### Your objective
Write out the records again, exactly, leaving none out.

### Entries supplied
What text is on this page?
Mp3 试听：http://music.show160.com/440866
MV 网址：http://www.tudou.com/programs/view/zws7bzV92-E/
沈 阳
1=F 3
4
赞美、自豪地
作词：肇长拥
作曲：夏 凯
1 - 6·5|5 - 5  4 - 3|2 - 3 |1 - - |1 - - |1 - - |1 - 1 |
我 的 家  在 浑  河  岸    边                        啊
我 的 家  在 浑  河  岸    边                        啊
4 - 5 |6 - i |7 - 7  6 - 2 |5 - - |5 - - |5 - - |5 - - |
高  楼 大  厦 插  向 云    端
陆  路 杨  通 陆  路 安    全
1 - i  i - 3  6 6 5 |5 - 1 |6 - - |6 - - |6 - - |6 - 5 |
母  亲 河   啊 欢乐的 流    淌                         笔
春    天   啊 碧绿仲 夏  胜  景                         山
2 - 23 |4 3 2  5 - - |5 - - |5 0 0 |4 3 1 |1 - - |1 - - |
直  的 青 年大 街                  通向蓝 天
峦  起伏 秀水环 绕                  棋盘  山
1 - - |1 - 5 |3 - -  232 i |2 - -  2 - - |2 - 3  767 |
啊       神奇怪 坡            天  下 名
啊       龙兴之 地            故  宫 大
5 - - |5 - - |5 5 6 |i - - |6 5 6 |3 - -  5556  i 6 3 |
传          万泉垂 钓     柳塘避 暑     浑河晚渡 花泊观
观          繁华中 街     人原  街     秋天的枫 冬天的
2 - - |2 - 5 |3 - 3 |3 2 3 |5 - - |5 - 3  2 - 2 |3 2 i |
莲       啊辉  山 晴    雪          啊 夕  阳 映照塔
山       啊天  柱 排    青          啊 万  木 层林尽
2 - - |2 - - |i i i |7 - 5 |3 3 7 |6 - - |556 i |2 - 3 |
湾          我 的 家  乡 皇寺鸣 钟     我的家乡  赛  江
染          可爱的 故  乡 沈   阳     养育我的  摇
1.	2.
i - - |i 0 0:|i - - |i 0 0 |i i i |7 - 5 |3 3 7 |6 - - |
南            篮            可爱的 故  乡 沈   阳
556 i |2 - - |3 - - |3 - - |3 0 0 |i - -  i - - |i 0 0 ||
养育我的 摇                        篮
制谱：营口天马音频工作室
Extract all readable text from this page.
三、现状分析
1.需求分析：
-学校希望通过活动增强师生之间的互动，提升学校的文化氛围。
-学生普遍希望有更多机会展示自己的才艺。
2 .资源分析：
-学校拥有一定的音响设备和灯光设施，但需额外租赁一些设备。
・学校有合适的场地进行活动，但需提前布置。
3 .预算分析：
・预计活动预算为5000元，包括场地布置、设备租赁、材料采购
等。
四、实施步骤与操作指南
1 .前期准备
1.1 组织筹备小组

### Correct response
What text is on this page?
Mp3 试听：http://music.show160.com/440866
MV 网址：http://www.tudou.com/programs/view/zws7bzV92-E/
沈 阳
1=F 3
4
赞美、自豪地
作词：肇长拥
作曲：夏 凯
1 - 6·5|5 - 5  4 - 3|2 - 3 |1 - - |1 - - |1 - - |1 - 1 |
我 的 家  在 浑  河  岸    边                        啊
我 的 家  在 浑  河  岸    边                        啊
4 - 5 |6 - i |7 - 7  6 - 2 |5 - - |5 - - |5 - - |5 - - |
高  楼 大  厦 插  向 云    端
陆  路 杨  通 陆  路 安    全
1 - i  i - 3  6 6 5 |5 - 1 |6 - - |6 - - |6 - - |6 - 5 |
母  亲 河   啊 欢乐的 流    淌                         笔
春    天   啊 碧绿仲 夏  胜  景                         山
2 - 23 |4 3 2  5 - - |5 - - |5 0 0 |4 3 1 |1 - - |1 - - |
直  的 青 年大 街                  通向蓝 天
峦  起伏 秀水环 绕                  棋盘  山
1 - - |1 - 5 |3 - -  232 i |2 - -  2 - - |2 - 3  767 |
啊       神奇怪 坡            天  下 名
啊       龙兴之 地            故  宫 大
5 - - |5 - - |5 5 6 |i - - |6 5 6 |3 - -  5556  i 6 3 |
传          万泉垂 钓     柳塘避 暑     浑河晚渡 花泊观
观          繁华中 街     人原  街     秋天的枫 冬天的
2 - - |2 - 5 |3 - 3 |3 2 3 |5 - - |5 - 3  2 - 2 |3 2 i |
莲       啊辉  山 晴    雪          啊 夕  阳 映照塔
山       啊天  柱 排    青          啊 万  木 层林尽
2 - - |2 - - |i i i |7 - 5 |3 3 7 |6 - - |556 i |2 - 3 |
湾          我 的 家  乡 皇寺鸣 钟     我的家乡  赛  江
染          可爱的 故  乡 沈   阳     养育我的  摇
1.	2.
i - - |i 0 0:|i - - |i 0 0 |i i i |7 - 5 |3 3 7 |6 - - |
南            篮            可爱的 故  乡 沈   阳
556 i |2 - - |3 - - |3 - - |3 0 0 |i - -  i - - |i 0 0 ||
养育我的 摇                        篮
制谱：营口天马音频工作室
Extract all readable text from this page.
三、现状分析
1.需求分析：
-学校希望通过活动增强师生之间的互动，提升学校的文化氛围。
-学生普遍希望有更多机会展示自己的才艺。
2 .资源分析：
-学校拥有一定的音响设备和灯光设施，但需额外租赁一些设备。
・学校有合适的场地进行活动，但需提前布置。
3 .预算分析：
・预计活动预算为5000元，包括场地布置、设备租赁、材料采购
等。
四、实施步骤与操作指南
1 .前期准备
1.1 组织筹备小组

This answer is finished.